### TASK OBJECTIVE
Within the records that follow, find every line containing the string "Number". Copy those lines.

##### INFORMATION PROVIDED #####

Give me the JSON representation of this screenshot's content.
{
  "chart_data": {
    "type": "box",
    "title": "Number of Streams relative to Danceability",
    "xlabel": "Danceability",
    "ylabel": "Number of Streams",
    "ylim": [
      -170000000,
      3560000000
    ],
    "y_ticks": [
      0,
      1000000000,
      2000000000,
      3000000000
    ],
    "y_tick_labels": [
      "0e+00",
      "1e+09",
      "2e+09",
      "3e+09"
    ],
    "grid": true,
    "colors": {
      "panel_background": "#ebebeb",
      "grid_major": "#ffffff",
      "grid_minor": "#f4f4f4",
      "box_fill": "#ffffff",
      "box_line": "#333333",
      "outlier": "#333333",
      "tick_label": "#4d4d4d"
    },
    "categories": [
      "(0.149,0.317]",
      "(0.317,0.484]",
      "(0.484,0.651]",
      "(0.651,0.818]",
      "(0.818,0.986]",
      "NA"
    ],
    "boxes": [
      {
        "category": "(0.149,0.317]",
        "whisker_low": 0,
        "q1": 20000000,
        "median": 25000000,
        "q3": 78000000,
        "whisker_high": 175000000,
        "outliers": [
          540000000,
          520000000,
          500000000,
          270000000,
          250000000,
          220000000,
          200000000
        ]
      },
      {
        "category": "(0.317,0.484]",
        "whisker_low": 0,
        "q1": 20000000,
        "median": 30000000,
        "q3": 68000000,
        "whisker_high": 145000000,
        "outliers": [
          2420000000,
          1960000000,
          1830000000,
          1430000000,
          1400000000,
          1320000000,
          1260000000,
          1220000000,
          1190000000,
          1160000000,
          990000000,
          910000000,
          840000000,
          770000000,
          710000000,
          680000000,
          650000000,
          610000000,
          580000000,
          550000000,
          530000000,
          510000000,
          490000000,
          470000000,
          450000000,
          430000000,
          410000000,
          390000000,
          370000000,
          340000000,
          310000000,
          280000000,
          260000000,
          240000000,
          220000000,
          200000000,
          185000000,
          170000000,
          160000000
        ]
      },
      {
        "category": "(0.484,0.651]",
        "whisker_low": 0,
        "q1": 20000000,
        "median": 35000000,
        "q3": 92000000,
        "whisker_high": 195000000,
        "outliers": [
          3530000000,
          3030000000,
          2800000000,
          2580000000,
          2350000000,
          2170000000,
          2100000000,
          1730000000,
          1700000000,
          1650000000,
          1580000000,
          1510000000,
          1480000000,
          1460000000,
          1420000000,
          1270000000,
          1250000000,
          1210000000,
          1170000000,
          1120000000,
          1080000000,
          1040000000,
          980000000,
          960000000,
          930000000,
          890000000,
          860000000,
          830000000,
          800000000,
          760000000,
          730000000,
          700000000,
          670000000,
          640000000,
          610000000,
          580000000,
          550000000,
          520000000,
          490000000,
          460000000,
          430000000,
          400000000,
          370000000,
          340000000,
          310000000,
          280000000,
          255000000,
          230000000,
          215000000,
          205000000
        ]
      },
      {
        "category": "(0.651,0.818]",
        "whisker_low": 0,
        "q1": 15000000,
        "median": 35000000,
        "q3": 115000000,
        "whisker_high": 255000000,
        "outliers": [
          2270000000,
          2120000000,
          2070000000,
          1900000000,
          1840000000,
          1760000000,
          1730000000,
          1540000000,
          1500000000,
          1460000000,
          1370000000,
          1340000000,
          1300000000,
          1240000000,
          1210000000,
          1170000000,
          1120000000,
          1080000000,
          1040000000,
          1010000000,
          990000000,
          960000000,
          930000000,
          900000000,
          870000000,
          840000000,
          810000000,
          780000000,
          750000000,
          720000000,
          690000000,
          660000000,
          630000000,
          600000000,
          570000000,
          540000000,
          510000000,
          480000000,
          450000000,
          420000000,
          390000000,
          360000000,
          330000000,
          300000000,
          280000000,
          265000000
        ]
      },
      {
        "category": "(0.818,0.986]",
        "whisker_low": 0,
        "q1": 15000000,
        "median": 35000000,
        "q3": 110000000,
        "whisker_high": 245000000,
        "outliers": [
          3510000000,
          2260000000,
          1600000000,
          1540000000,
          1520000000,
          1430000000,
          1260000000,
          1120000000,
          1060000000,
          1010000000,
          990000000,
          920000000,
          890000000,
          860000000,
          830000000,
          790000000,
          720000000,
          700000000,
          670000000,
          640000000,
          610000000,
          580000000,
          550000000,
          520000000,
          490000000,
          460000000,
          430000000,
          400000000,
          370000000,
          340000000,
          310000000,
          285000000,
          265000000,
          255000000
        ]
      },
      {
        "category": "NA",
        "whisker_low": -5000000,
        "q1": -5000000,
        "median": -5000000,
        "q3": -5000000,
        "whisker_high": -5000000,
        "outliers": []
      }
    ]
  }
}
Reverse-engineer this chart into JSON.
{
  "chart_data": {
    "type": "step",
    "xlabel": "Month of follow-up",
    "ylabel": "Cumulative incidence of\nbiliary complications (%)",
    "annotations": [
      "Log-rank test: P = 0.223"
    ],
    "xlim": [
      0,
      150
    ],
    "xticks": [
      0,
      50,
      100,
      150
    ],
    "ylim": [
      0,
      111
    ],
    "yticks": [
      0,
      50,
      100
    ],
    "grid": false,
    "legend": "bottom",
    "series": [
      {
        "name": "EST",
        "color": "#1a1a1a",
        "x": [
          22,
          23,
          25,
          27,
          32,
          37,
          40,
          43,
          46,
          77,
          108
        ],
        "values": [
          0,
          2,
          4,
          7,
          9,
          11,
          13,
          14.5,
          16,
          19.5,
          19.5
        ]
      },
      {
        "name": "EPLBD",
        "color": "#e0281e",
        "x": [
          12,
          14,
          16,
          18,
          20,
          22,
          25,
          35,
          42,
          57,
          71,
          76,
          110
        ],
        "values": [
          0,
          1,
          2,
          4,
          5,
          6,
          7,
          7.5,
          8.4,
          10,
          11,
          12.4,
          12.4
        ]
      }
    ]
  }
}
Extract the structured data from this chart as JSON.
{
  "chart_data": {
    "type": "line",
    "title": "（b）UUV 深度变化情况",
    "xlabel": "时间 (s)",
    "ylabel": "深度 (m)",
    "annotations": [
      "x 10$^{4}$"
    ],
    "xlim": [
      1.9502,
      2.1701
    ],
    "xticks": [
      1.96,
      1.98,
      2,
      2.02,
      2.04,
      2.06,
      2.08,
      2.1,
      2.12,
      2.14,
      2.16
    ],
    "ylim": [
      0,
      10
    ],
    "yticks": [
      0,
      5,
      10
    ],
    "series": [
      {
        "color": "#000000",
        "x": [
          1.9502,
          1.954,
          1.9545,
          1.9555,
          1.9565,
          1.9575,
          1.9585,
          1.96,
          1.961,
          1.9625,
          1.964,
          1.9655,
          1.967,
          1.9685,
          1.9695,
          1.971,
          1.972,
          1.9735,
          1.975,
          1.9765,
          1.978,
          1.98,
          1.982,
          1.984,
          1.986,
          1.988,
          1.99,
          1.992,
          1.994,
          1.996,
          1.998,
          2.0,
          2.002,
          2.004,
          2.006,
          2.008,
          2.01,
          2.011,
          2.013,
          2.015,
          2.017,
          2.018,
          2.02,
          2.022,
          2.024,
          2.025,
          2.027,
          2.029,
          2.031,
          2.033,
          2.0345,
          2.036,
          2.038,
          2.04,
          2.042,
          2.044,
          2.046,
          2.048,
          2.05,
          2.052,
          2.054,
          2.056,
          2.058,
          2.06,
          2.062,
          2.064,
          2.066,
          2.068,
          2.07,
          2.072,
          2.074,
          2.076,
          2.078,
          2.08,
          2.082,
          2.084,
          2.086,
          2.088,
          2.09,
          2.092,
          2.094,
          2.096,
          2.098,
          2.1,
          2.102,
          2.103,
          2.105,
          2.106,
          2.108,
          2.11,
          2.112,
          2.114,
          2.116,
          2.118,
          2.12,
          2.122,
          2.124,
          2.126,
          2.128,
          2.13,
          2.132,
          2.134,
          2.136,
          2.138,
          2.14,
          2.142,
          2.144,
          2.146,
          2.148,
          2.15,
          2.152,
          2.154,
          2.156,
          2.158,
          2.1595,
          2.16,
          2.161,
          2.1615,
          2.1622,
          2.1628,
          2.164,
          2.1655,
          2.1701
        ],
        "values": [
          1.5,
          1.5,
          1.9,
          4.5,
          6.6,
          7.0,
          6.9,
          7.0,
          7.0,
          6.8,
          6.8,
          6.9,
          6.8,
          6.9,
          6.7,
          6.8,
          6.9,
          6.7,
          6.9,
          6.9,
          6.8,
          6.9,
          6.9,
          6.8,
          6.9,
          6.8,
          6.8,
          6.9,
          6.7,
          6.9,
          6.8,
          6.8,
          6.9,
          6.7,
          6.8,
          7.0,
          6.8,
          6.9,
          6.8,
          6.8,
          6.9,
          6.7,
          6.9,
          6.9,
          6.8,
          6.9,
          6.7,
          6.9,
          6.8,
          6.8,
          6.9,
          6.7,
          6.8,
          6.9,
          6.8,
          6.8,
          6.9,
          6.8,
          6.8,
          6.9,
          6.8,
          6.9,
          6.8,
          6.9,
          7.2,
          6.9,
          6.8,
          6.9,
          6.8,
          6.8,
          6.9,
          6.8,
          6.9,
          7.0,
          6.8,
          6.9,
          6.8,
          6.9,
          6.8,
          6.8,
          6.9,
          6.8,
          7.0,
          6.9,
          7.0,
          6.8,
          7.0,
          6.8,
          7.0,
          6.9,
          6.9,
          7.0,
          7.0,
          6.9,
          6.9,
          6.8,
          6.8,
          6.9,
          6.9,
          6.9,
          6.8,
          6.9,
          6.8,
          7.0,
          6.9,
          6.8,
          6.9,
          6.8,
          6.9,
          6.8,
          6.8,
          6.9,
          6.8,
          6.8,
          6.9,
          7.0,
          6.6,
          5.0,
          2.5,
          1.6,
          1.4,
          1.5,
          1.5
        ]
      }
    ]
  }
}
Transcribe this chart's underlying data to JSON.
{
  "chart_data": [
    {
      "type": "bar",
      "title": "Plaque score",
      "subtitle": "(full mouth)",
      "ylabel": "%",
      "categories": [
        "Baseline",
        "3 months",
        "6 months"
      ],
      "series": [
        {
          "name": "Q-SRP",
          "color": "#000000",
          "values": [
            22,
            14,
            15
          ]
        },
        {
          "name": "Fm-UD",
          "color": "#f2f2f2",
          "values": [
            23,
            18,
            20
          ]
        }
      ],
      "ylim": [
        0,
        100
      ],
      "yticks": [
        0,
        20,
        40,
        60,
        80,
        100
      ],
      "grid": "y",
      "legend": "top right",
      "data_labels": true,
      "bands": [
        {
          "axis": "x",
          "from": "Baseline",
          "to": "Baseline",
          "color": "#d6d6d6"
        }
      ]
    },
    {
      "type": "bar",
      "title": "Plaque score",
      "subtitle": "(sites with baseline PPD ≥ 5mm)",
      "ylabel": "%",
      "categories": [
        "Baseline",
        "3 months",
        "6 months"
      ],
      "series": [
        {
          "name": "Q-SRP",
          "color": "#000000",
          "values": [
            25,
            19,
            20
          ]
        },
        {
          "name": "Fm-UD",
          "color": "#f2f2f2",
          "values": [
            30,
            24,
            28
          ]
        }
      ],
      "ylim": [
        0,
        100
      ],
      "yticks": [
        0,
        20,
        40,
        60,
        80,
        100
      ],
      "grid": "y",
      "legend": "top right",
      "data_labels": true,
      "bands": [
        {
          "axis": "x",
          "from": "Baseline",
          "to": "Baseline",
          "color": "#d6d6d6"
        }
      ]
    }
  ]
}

#####

### OUTPUT OF THE TASK
    "title": "Number of Streams relative to Danceability",
    "ylabel": "Number of Streams",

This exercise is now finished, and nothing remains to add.